Some records:
—————

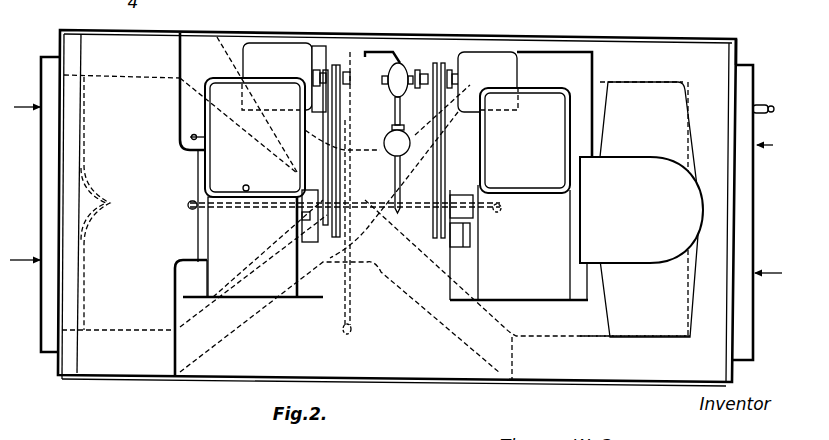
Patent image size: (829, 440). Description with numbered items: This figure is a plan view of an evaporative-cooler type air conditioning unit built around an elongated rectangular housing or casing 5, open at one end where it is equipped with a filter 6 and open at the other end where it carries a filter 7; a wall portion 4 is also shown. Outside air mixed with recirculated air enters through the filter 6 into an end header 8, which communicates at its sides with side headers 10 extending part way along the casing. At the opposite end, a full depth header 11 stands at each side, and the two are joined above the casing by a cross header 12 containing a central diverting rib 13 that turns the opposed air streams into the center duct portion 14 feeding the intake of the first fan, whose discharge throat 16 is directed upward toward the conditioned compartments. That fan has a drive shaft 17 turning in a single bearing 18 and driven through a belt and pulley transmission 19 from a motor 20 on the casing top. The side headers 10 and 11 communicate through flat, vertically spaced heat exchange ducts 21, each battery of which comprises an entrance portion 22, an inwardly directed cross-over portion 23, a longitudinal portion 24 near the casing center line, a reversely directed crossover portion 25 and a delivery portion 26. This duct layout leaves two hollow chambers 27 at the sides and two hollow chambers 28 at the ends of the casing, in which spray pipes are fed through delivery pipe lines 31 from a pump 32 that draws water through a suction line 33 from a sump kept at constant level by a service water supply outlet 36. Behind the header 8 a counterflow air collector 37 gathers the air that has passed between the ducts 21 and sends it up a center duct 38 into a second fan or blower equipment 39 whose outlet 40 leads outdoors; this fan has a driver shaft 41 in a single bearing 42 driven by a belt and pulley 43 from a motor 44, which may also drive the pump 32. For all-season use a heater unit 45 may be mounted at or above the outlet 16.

The casing wall 4 is at (79, 203).
The housing or casing 5 is at (450, 397).
The filter 6 is at (747, 92).
The filter 7 is at (52, 78).
The end header 8 is at (723, 66).
The side headers 10 is at (600, 75).
The full depth header 11 is at (146, 55).
The cross header 12 is at (121, 202).
The diverting rib 13 is at (100, 218).
The center duct portion 14 is at (193, 173).
The outlet or discharge throat 16 is at (245, 191).
The drive shaft 17 is at (297, 205).
The single bearing 18 is at (308, 225).
The belt and pulley transmission 19 is at (335, 125).
The motor 20 is at (283, 45).
The heat exchange ducts 21 is at (458, 342).
The entrance portion 22 is at (514, 355).
The cross-over portion 23 is at (438, 297).
The longitudinal portion 24 is at (360, 265).
The crossover portion 25 is at (236, 318).
The delivery portion 26 is at (195, 52).
The hollow chambers 27 is at (351, 50).
The hollow chambers 28 is at (165, 312).
The delivery pipe lines 31 is at (355, 240).
The pump 32 is at (400, 63).
The suction line 33 is at (366, 52).
The service water supply outlet 36 is at (772, 113).
The counterflow air collector 37 is at (673, 295).
The center duct 38 is at (641, 210).
The fan or blower equipment 39 is at (521, 176).
The outlet 40 is at (536, 178).
The driver shaft 41 is at (473, 218).
The single bearing 42 is at (458, 245).
The belt and pulley 43 is at (445, 145).
The motor 44 is at (490, 55).
The heater unit 45 is at (200, 113).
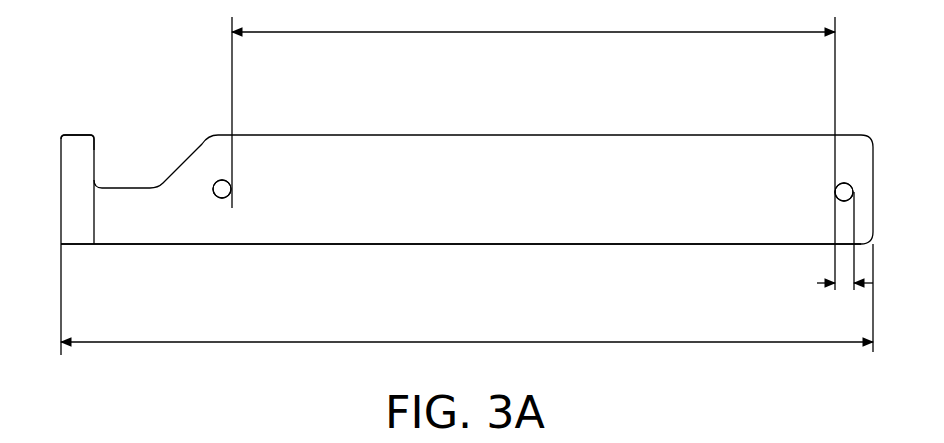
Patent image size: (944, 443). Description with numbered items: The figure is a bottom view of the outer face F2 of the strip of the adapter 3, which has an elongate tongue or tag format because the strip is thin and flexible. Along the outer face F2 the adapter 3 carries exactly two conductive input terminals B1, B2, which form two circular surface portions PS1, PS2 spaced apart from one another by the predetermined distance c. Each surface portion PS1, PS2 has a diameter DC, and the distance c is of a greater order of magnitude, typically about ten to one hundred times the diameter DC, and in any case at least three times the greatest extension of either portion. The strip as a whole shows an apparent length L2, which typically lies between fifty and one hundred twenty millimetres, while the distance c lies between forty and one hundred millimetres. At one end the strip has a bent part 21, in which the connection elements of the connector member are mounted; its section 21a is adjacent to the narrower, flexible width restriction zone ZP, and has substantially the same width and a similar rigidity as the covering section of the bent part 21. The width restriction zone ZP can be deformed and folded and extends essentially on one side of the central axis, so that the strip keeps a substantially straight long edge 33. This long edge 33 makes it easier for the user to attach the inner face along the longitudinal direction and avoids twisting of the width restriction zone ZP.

The adapter 3 is at (342, 132).
The bent part 21 is at (94, 215).
The other section 21a is at (72, 190).
The long edge 33 is at (185, 246).
The width restriction zone ZP is at (126, 208).
The first surface portion PS1 is at (217, 181).
The second surface portion PS2 is at (847, 187).
The first input terminal B1 is at (222, 190).
The second input terminal B2 is at (840, 197).
The outer face F2 is at (528, 225).
The predetermined distance c is at (533, 149).
The apparent length L2 is at (467, 309).
The diameter DC is at (845, 257).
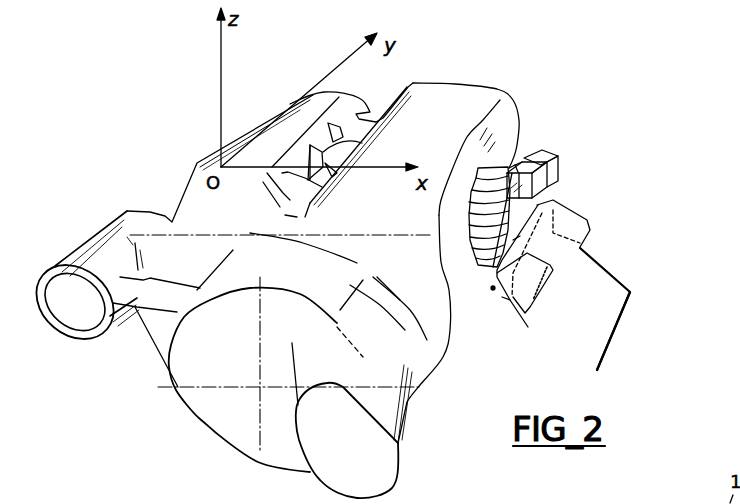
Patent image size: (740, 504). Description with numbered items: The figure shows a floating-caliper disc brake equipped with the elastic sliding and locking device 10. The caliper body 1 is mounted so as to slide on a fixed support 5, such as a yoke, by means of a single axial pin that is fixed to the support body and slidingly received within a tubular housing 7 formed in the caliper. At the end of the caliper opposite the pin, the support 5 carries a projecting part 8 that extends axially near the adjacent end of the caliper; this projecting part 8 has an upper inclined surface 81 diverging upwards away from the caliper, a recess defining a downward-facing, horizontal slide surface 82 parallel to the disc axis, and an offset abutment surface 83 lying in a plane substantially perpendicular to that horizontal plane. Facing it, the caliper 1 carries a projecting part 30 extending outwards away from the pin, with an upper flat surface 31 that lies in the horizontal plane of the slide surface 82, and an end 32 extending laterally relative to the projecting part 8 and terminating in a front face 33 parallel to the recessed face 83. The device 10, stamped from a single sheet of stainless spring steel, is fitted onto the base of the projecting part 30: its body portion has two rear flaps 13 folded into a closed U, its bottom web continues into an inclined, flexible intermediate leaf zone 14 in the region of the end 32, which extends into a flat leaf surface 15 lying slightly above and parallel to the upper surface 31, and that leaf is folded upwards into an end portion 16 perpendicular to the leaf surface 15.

The caliper body 1 is at (465, 70).
The fixed support 5 is at (603, 325).
The tubular housing 7 is at (92, 228).
The projecting part 8 is at (600, 222).
The elastic sliding locking device 10 is at (558, 148).
The rear flaps 13 is at (512, 165).
The intermediate leaf zone 14 is at (550, 185).
The flat leaf surface 15 is at (571, 180).
The end portion 16 is at (614, 503).
The projecting part 30 is at (525, 186).
The upper flat surface 31 is at (518, 165).
The end 32 is at (570, 165).
The front face 33 is at (558, 174).
The upper inclined surface 81 is at (513, 240).
The slide surface 82 is at (493, 288).
The offset abutment surface 83 is at (502, 297).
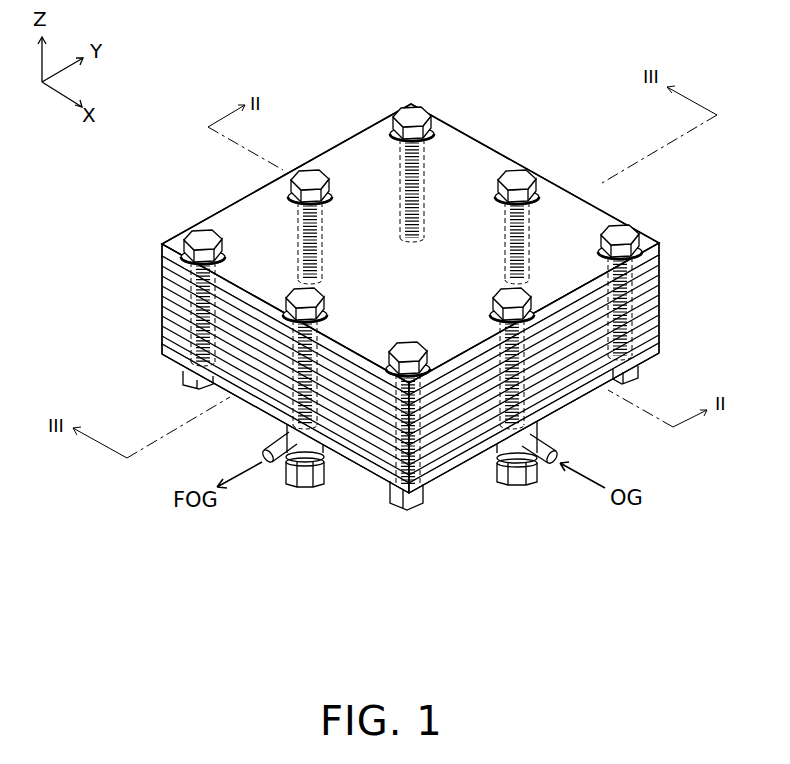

—————

_WHAT IS NEEDED_
Reproduce every line of the records above word for word, but leave out the pictures.

_CORRECT RESPONSE_
Patent image size: (829, 440). Description with numbered items: This figure is a plan view of an evaporative-cooler type air conditioning unit built around an elongated rectangular housing or casing 5, open at one end where it is equipped with a filter 6 and open at the other end where it carries a filter 7; a wall portion 4 is also shown. Outside air mixed with recirculated air enters through the filter 6 into an end header 8, which communicates at its sides with side headers 10 extending part way along the casing. At the opposite end, a full depth header 11 stands at each side, and the two are joined above the casing by a cross header 12 containing a central diverting rib 13 that turns the opposed air streams into the center duct portion 14 feeding the intake of the first fan, whose discharge throat 16 is directed upward toward the conditioned compartments. That fan has a drive shaft 17 turning in a single bearing 18 and driven through a belt and pulley transmission 19 from a motor 20 on the casing top. The side headers 10 and 11 communicate through flat, vertically spaced heat exchange ducts 21, each battery of which comprises an entrance portion 22, an inwardly directed cross-over portion 23, a longitudinal portion 24 near the casing center line, a reversely directed crossover portion 25 and a delivery portion 26. This duct layout leaves two hollow chambers 27 at the sides and two hollow chambers 28 at the ends of the casing, in which spray pipes are fed through delivery pipe lines 31 from a pump 32 that draws water through a suction line 33 from a sump kept at constant level by a service water supply outlet 36. Behind the header 8 a counterflow air collector 37 gathers the air that has passed between the ducts 21 and sends it up a center duct 38 into a second fan or blower equipment 39 whose outlet 40 leads outdoors; this fan has a driver shaft 41 in a single bearing 42 driven by a belt and pulley 43 from a motor 44, which may also drive the pump 32. For all-season use a heater unit 45 may be mounted at or above the outlet 16.

The casing wall 4 is at (79, 203).
The housing or casing 5 is at (450, 397).
The filter 6 is at (747, 92).
The filter 7 is at (52, 78).
The end header 8 is at (723, 66).
The side headers 10 is at (600, 75).
The full depth header 11 is at (146, 55).
The cross header 12 is at (121, 202).
The diverting rib 13 is at (100, 218).
The center duct portion 14 is at (193, 173).
The outlet or discharge throat 16 is at (245, 191).
The drive shaft 17 is at (297, 205).
The single bearing 18 is at (308, 225).
The belt and pulley transmission 19 is at (335, 125).
The motor 20 is at (283, 45).
The heat exchange ducts 21 is at (458, 342).
The entrance portion 22 is at (514, 355).
The cross-over portion 23 is at (438, 297).
The longitudinal portion 24 is at (360, 265).
The crossover portion 25 is at (236, 318).
The delivery portion 26 is at (195, 52).
The hollow chambers 27 is at (351, 50).
The hollow chambers 28 is at (165, 312).
The delivery pipe lines 31 is at (355, 240).
The pump 32 is at (400, 63).
The suction line 33 is at (366, 52).
The service water supply outlet 36 is at (772, 113).
The counterflow air collector 37 is at (673, 295).
The center duct 38 is at (641, 210).
The fan or blower equipment 39 is at (521, 176).
The outlet 40 is at (536, 178).
The driver shaft 41 is at (473, 218).
The single bearing 42 is at (458, 245).
The belt and pulley 43 is at (445, 145).
The motor 44 is at (490, 55).
The heater unit 45 is at (200, 113).
Patent image size: (944, 443). Description with numbered items: The figure is a bottom view of the outer face F2 of the strip of the adapter 3, which has an elongate tongue or tag format because the strip is thin and flexible. Along the outer face F2 the adapter 3 carries exactly two conductive input terminals B1, B2, which form two circular surface portions PS1, PS2 spaced apart from one another by the predetermined distance c. Each surface portion PS1, PS2 has a diameter DC, and the distance c is of a greater order of magnitude, typically about ten to one hundred times the diameter DC, and in any case at least three times the greatest extension of either portion. The strip as a whole shows an apparent length L2, which typically lies between fifty and one hundred twenty millimetres, while the distance c lies between forty and one hundred millimetres. At one end the strip has a bent part 21, in which the connection elements of the connector member are mounted; its section 21a is adjacent to the narrower, flexible width restriction zone ZP, and has substantially the same width and a similar rigidity as the covering section of the bent part 21. The width restriction zone ZP can be deformed and folded and extends essentially on one side of the central axis, so that the strip keeps a substantially straight long edge 33. This long edge 33 makes it easier for the user to attach the inner face along the longitudinal direction and avoids twisting of the width restriction zone ZP.

The adapter 3 is at (342, 132).
The bent part 21 is at (94, 215).
The other section 21a is at (72, 190).
The long edge 33 is at (185, 246).
The width restriction zone ZP is at (126, 208).
The first surface portion PS1 is at (217, 181).
The second surface portion PS2 is at (847, 187).
The first input terminal B1 is at (222, 190).
The second input terminal B2 is at (840, 197).
The outer face F2 is at (528, 225).
The predetermined distance c is at (533, 149).
The apparent length L2 is at (467, 309).
The diameter DC is at (845, 257).
Patent image size: (740, 504). Description with numbered items: The figure shows a floating-caliper disc brake equipped with the elastic sliding and locking device 10. The caliper body 1 is mounted so as to slide on a fixed support 5, such as a yoke, by means of a single axial pin that is fixed to the support body and slidingly received within a tubular housing 7 formed in the caliper. At the end of the caliper opposite the pin, the support 5 carries a projecting part 8 that extends axially near the adjacent end of the caliper; this projecting part 8 has an upper inclined surface 81 diverging upwards away from the caliper, a recess defining a downward-facing, horizontal slide surface 82 parallel to the disc axis, and an offset abutment surface 83 lying in a plane substantially perpendicular to that horizontal plane. Facing it, the caliper 1 carries a projecting part 30 extending outwards away from the pin, with an upper flat surface 31 that lies in the horizontal plane of the slide surface 82, and an end 32 extending laterally relative to the projecting part 8 and terminating in a front face 33 parallel to the recessed face 83. The device 10, stamped from a single sheet of stainless spring steel, is fitted onto the base of the projecting part 30: its body portion has two rear flaps 13 folded into a closed U, its bottom web continues into an inclined, flexible intermediate leaf zone 14 in the region of the end 32, which extends into a flat leaf surface 15 lying slightly above and parallel to the upper surface 31, and that leaf is folded upwards into an end portion 16 perpendicular to the leaf surface 15.

The caliper body 1 is at (465, 70).
The fixed support 5 is at (603, 325).
The tubular housing 7 is at (92, 228).
The projecting part 8 is at (600, 222).
The elastic sliding locking device 10 is at (558, 148).
The rear flaps 13 is at (512, 165).
The intermediate leaf zone 14 is at (550, 185).
The flat leaf surface 15 is at (571, 180).
The end portion 16 is at (614, 503).
The projecting part 30 is at (525, 186).
The upper flat surface 31 is at (518, 165).
The end 32 is at (570, 165).
The front face 33 is at (558, 174).
The upper inclined surface 81 is at (513, 240).
The slide surface 82 is at (493, 288).
The offset abutment surface 83 is at (502, 297).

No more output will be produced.